_Short problem_
Copy the material verbatim, starting with the line that contains "UI element localization: list" and going on through the line that contains "y-tick-label: 400 bbox=[20, 444, 31, 461]", with both of those lines included.

_Records_
(begin)

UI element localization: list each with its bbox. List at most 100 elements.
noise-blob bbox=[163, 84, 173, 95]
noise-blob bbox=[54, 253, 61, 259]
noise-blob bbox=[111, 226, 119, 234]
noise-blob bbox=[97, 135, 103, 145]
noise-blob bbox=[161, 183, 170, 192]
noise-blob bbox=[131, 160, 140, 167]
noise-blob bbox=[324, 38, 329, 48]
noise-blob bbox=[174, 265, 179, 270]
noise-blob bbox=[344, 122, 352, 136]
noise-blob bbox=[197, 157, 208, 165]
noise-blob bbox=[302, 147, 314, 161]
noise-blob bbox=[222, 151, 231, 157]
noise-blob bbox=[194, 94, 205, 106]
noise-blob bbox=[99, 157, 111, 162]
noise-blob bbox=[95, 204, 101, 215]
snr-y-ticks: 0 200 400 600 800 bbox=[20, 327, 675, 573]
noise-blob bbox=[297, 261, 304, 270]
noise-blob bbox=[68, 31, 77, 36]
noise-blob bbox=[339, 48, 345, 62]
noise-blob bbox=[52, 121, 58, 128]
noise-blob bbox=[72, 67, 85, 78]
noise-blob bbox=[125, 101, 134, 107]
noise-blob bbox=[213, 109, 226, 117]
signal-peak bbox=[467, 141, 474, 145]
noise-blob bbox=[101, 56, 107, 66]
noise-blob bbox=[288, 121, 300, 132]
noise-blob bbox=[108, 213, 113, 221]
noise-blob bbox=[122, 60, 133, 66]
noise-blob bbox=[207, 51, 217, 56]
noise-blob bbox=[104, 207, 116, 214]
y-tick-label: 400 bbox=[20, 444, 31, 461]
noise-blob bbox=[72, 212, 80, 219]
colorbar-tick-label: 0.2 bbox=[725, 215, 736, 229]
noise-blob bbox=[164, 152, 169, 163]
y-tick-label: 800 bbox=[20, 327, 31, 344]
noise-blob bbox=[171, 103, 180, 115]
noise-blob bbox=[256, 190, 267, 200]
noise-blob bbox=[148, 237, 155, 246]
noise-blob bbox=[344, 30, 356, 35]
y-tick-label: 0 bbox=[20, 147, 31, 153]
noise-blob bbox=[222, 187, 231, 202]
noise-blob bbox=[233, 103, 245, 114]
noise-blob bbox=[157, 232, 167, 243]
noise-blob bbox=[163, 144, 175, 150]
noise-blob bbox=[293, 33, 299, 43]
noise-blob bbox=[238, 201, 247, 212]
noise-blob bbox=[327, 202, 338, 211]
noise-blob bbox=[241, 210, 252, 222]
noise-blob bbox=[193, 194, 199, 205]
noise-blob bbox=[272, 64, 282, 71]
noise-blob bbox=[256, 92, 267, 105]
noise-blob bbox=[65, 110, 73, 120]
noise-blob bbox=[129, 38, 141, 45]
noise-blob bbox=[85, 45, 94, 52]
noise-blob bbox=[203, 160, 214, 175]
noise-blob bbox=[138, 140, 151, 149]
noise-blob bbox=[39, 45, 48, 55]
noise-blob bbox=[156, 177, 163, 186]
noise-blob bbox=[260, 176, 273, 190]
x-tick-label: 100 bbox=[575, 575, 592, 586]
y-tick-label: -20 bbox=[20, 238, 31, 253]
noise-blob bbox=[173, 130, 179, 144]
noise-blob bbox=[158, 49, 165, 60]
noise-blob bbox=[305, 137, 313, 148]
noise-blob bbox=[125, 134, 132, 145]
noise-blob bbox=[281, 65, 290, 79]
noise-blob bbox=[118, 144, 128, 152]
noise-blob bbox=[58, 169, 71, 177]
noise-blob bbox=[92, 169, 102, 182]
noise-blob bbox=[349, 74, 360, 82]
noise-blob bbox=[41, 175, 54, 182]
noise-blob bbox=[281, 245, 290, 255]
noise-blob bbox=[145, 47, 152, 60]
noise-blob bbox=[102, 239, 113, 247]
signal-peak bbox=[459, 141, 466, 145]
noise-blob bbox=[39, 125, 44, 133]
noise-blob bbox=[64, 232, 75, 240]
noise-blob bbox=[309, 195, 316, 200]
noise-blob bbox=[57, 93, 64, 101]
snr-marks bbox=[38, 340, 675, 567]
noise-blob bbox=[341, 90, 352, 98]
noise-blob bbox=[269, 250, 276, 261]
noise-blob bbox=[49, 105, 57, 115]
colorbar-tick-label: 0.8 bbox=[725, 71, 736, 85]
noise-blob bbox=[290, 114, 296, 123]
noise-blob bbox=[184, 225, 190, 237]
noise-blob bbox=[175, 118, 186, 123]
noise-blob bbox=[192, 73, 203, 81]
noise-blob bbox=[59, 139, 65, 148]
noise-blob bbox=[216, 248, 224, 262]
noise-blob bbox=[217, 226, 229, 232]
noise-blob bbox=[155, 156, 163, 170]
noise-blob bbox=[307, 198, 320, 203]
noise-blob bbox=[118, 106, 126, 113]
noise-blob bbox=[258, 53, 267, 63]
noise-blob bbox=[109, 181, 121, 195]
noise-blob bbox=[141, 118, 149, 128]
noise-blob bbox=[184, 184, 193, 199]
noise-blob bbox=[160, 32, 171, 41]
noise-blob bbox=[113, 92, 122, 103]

(end)
(begin)

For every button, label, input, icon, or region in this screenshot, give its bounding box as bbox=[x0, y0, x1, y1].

(end)

_Reply to the exercise_
UI element localization: list each with its bbox. List at most 100 elements.
noise-blob bbox=[163, 84, 173, 95]
noise-blob bbox=[54, 253, 61, 259]
noise-blob bbox=[111, 226, 119, 234]
noise-blob bbox=[97, 135, 103, 145]
noise-blob bbox=[161, 183, 170, 192]
noise-blob bbox=[131, 160, 140, 167]
noise-blob bbox=[324, 38, 329, 48]
noise-blob bbox=[174, 265, 179, 270]
noise-blob bbox=[344, 122, 352, 136]
noise-blob bbox=[197, 157, 208, 165]
noise-blob bbox=[302, 147, 314, 161]
noise-blob bbox=[222, 151, 231, 157]
noise-blob bbox=[194, 94, 205, 106]
noise-blob bbox=[99, 157, 111, 162]
noise-blob bbox=[95, 204, 101, 215]
snr-y-ticks: 0 200 400 600 800 bbox=[20, 327, 675, 573]
noise-blob bbox=[297, 261, 304, 270]
noise-blob bbox=[68, 31, 77, 36]
noise-blob bbox=[339, 48, 345, 62]
noise-blob bbox=[52, 121, 58, 128]
noise-blob bbox=[72, 67, 85, 78]
noise-blob bbox=[125, 101, 134, 107]
noise-blob bbox=[213, 109, 226, 117]
signal-peak bbox=[467, 141, 474, 145]
noise-blob bbox=[101, 56, 107, 66]
noise-blob bbox=[288, 121, 300, 132]
noise-blob bbox=[108, 213, 113, 221]
noise-blob bbox=[122, 60, 133, 66]
noise-blob bbox=[207, 51, 217, 56]
noise-blob bbox=[104, 207, 116, 214]
y-tick-label: 400 bbox=[20, 444, 31, 461]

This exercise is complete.